→ **Exercise description**
Write down the passage about the lost class ring from "Published: March 5, 2007" to "lost a ring.", copying it word for word.
* start Supplied passage *
Published: March 5, 2007

Pam Benack-Smith got lucky at Log Bay last summer, but she didn’t even know it until a few days ago.

She got an e-mail from a co-worker at Glens Falls City Court, Andrea Hess, asking if Benack-Smith had lost a ring.

It turned out that her Hudson Falls High School class ring, which she had lost shortly after graduation, had been found in the shallow waters of Log Bay by a vacationing Long Island woman.

“This is the most bizarre thing that’s ever happened to me,” Benack-Smith said Friday.

The reunion of ring and finger took 37 years, a retiree’s hobby, a little detective work and a small-town coincidence or two.

The bauble’s journey started in 1970, when Benack-Smith graduated from Hudson Falls High School.

Like generations of teens before and since, she and her friends spent much of that summer hanging out on the Knapp Estate, partying, sunning themselves on the rocks and swimming in Log Bay.

Apparently, the ring slipped off her finger there in the water without her ever noticing.

There it sat until last summer, when retired teachers Ed and Patricia Bates of Smithtown, Long Island, were on one of their frequent trips to Lake George.

Patricia Bates scanned the water with the underwater metal detector she had bought as a gift for her husband and unearthed a gold ring with a green peridot stone.

It was a class ring inscribed with the name of the school and the year, and had the initials “PAB” engraved on the inside.
* end Supplied passage *
* start Dataset extract *
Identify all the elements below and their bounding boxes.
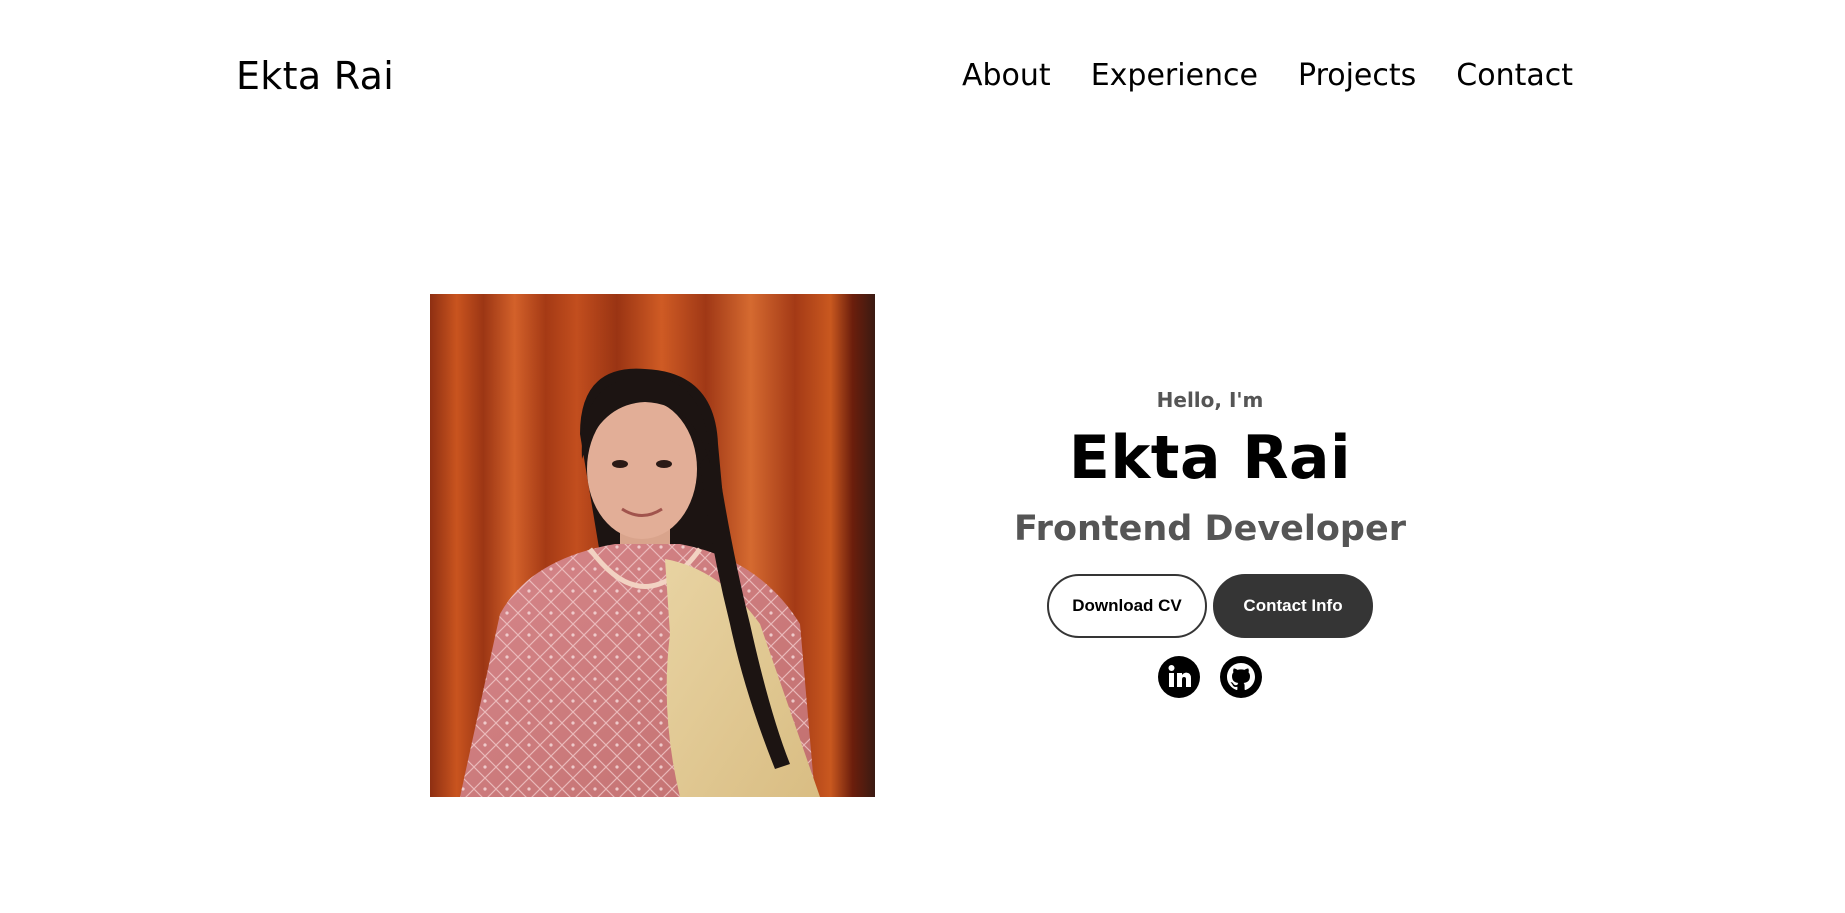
* end Dataset extract *
→ **Reply**
Published: March 5, 2007

Pam Benack-Smith got lucky at Log Bay last summer, but she didn’t even know it until a few days ago.

She got an e-mail from a co-worker at Glens Falls City Court, Andrea Hess, asking if Benack-Smith had lost a ring.